Dataset entries on figures
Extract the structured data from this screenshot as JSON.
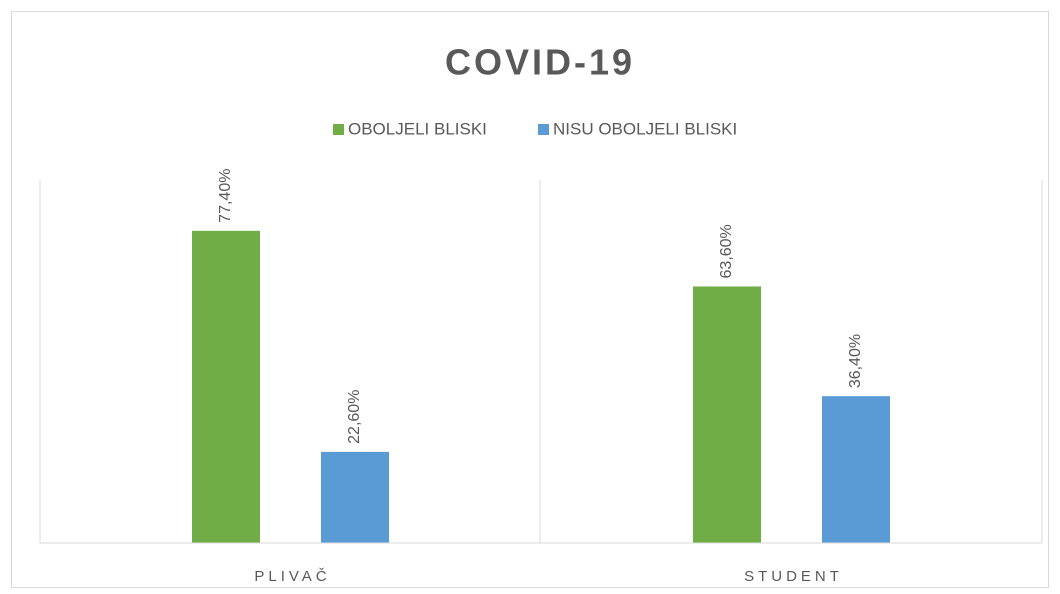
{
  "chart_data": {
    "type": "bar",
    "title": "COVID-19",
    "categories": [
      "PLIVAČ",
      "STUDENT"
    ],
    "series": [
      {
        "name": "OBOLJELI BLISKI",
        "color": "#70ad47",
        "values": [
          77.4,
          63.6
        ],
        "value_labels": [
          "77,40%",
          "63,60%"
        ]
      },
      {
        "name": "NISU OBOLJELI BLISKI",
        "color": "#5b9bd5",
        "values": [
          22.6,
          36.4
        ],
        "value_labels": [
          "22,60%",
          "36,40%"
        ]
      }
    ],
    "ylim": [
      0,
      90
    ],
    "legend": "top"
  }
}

Requirements
Each entry should be repeated exactly as it appears; the pictures stay out.

Correct output
Extract the structured data from this screenshot as JSON.
{
  "chart_data": {
    "type": "bar",
    "title": "COVID-19",
    "categories": [
      "PLIVAČ",
      "STUDENT"
    ],
    "series": [
      {
        "name": "OBOLJELI BLISKI",
        "color": "#70ad47",
        "values": [
          77.4,
          63.6
        ],
        "value_labels": [
          "77,40%",
          "63,60%"
        ]
      },
      {
        "name": "NISU OBOLJELI BLISKI",
        "color": "#5b9bd5",
        "values": [
          22.6,
          36.4
        ],
        "value_labels": [
          "22,60%",
          "36,40%"
        ]
      }
    ],
    "ylim": [
      0,
      90
    ],
    "legend": "top"
  }
}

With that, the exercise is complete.